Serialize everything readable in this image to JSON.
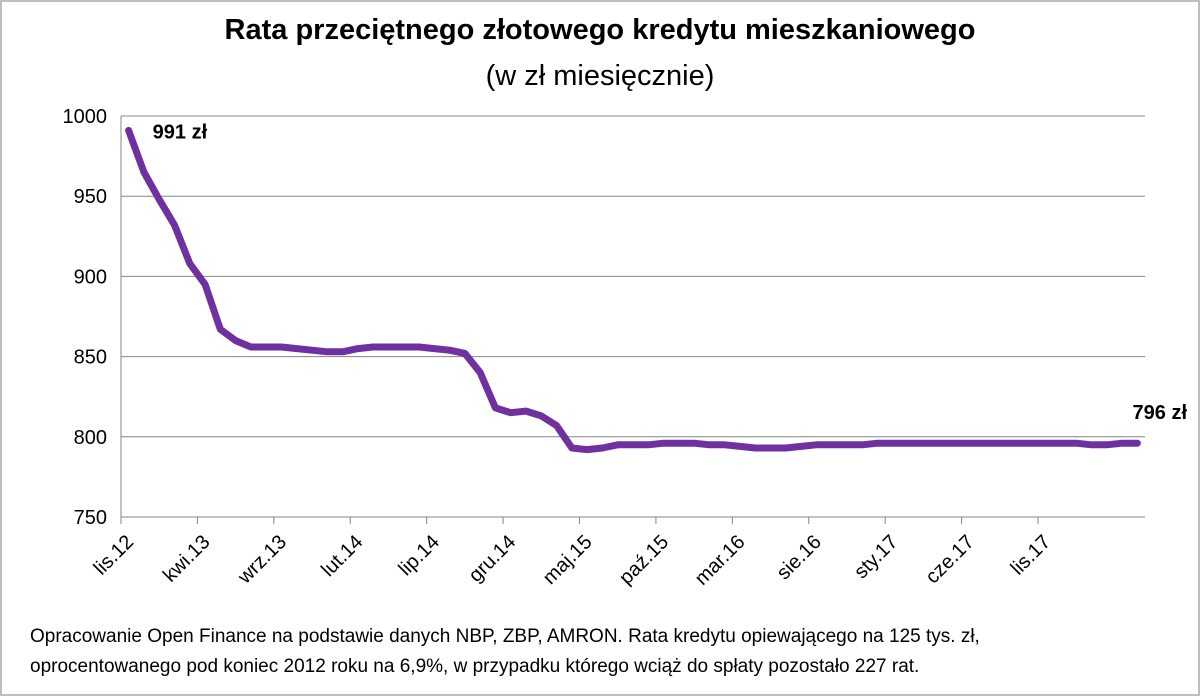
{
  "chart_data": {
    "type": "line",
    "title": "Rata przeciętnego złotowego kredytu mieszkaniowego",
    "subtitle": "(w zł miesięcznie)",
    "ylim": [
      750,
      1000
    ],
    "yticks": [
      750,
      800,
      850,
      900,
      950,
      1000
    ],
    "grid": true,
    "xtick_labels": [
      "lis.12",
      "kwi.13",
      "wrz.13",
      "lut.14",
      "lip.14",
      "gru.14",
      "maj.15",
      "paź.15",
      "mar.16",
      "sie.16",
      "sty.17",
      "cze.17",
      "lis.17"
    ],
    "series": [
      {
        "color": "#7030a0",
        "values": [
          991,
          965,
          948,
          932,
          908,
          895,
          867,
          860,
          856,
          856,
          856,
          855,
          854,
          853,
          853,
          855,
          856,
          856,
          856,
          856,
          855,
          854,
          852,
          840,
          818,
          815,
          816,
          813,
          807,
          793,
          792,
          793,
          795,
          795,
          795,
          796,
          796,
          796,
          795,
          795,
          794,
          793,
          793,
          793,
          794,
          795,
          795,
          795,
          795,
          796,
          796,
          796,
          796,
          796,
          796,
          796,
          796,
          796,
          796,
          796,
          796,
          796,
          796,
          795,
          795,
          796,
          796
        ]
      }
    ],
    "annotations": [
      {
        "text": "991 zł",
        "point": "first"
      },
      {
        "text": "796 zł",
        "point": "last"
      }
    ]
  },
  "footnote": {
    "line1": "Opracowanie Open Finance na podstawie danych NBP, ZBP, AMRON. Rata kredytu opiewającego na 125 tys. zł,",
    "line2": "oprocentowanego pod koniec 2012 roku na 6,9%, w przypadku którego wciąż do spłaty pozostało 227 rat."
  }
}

* _Exercise objective_
Give every record back exactly as it reads, with no images.

* _Full answer_
Serialize everything readable in this image to JSON.
{
  "chart_data": {
    "type": "line",
    "title": "Rata przeciętnego złotowego kredytu mieszkaniowego",
    "subtitle": "(w zł miesięcznie)",
    "ylim": [
      750,
      1000
    ],
    "yticks": [
      750,
      800,
      850,
      900,
      950,
      1000
    ],
    "grid": true,
    "xtick_labels": [
      "lis.12",
      "kwi.13",
      "wrz.13",
      "lut.14",
      "lip.14",
      "gru.14",
      "maj.15",
      "paź.15",
      "mar.16",
      "sie.16",
      "sty.17",
      "cze.17",
      "lis.17"
    ],
    "series": [
      {
        "color": "#7030a0",
        "values": [
          991,
          965,
          948,
          932,
          908,
          895,
          867,
          860,
          856,
          856,
          856,
          855,
          854,
          853,
          853,
          855,
          856,
          856,
          856,
          856,
          855,
          854,
          852,
          840,
          818,
          815,
          816,
          813,
          807,
          793,
          792,
          793,
          795,
          795,
          795,
          796,
          796,
          796,
          795,
          795,
          794,
          793,
          793,
          793,
          794,
          795,
          795,
          795,
          795,
          796,
          796,
          796,
          796,
          796,
          796,
          796,
          796,
          796,
          796,
          796,
          796,
          796,
          796,
          795,
          795,
          796,
          796
        ]
      }
    ],
    "annotations": [
      {
        "text": "991 zł",
        "point": "first"
      },
      {
        "text": "796 zł",
        "point": "last"
      }
    ]
  },
  "footnote": {
    "line1": "Opracowanie Open Finance na podstawie danych NBP, ZBP, AMRON. Rata kredytu opiewającego na 125 tys. zł,",
    "line2": "oprocentowanego pod koniec 2012 roku na 6,9%, w przypadku którego wciąż do spłaty pozostało 227 rat."
  }
}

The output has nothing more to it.